# EXERCISE REQUIREMENTS:
Reproduce the full listing that appears beneath this instruction exactly.

%%

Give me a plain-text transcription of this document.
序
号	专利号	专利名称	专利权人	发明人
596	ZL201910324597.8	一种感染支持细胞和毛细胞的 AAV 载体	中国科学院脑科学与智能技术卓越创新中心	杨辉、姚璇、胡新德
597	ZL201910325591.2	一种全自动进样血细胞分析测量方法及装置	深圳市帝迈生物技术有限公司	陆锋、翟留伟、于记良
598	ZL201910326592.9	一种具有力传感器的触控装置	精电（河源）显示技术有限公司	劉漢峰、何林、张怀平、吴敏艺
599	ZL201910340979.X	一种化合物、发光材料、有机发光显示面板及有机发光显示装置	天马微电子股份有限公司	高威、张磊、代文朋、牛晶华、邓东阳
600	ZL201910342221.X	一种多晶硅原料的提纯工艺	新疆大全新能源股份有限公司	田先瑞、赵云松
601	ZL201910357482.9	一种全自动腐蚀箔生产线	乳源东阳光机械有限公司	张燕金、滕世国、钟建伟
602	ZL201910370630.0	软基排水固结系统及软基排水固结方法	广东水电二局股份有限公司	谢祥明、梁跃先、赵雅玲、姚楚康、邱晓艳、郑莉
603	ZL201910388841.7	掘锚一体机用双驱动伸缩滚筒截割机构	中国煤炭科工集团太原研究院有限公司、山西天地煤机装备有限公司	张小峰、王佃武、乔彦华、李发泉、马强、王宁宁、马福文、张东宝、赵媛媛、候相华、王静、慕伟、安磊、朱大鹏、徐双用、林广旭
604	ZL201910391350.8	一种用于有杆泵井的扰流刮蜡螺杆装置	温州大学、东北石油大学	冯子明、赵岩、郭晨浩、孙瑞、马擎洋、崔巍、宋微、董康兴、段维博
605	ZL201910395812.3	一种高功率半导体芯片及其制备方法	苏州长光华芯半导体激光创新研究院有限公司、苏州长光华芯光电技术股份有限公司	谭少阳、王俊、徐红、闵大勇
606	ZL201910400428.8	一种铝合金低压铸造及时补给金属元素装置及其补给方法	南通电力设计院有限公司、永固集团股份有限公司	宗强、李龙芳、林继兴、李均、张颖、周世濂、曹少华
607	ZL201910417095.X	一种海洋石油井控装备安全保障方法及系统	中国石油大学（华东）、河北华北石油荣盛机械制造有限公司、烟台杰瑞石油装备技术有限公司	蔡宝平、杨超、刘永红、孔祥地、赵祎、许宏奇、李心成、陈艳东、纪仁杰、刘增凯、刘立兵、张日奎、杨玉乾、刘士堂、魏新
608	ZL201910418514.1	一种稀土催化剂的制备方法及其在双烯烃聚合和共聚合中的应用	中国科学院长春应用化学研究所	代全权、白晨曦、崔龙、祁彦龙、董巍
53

%%

# TASK OUTPUT:
Give me a plain-text transcription of this document.
序
号	专利号	专利名称	专利权人	发明人
596	ZL201910324597.8	一种感染支持细胞和毛细胞的 AAV 载体	中国科学院脑科学与智能技术卓越创新中心	杨辉、姚璇、胡新德
597	ZL201910325591.2	一种全自动进样血细胞分析测量方法及装置	深圳市帝迈生物技术有限公司	陆锋、翟留伟、于记良
598	ZL201910326592.9	一种具有力传感器的触控装置	精电（河源）显示技术有限公司	劉漢峰、何林、张怀平、吴敏艺
599	ZL201910340979.X	一种化合物、发光材料、有机发光显示面板及有机发光显示装置	天马微电子股份有限公司	高威、张磊、代文朋、牛晶华、邓东阳
600	ZL201910342221.X	一种多晶硅原料的提纯工艺	新疆大全新能源股份有限公司	田先瑞、赵云松
601	ZL201910357482.9	一种全自动腐蚀箔生产线	乳源东阳光机械有限公司	张燕金、滕世国、钟建伟
602	ZL201910370630.0	软基排水固结系统及软基排水固结方法	广东水电二局股份有限公司	谢祥明、梁跃先、赵雅玲、姚楚康、邱晓艳、郑莉
603	ZL201910388841.7	掘锚一体机用双驱动伸缩滚筒截割机构	中国煤炭科工集团太原研究院有限公司、山西天地煤机装备有限公司	张小峰、王佃武、乔彦华、李发泉、马强、王宁宁、马福文、张东宝、赵媛媛、候相华、王静、慕伟、安磊、朱大鹏、徐双用、林广旭
604	ZL201910391350.8	一种用于有杆泵井的扰流刮蜡螺杆装置	温州大学、东北石油大学	冯子明、赵岩、郭晨浩、孙瑞、马擎洋、崔巍、宋微、董康兴、段维博
605	ZL201910395812.3	一种高功率半导体芯片及其制备方法	苏州长光华芯半导体激光创新研究院有限公司、苏州长光华芯光电技术股份有限公司	谭少阳、王俊、徐红、闵大勇
606	ZL201910400428.8	一种铝合金低压铸造及时补给金属元素装置及其补给方法	南通电力设计院有限公司、永固集团股份有限公司	宗强、李龙芳、林继兴、李均、张颖、周世濂、曹少华
607	ZL201910417095.X	一种海洋石油井控装备安全保障方法及系统	中国石油大学（华东）、河北华北石油荣盛机械制造有限公司、烟台杰瑞石油装备技术有限公司	蔡宝平、杨超、刘永红、孔祥地、赵祎、许宏奇、李心成、陈艳东、纪仁杰、刘增凯、刘立兵、张日奎、杨玉乾、刘士堂、魏新
608	ZL201910418514.1	一种稀土催化剂的制备方法及其在双烯烃聚合和共聚合中的应用	中国科学院长春应用化学研究所	代全权、白晨曦、崔龙、祁彦龙、董巍
53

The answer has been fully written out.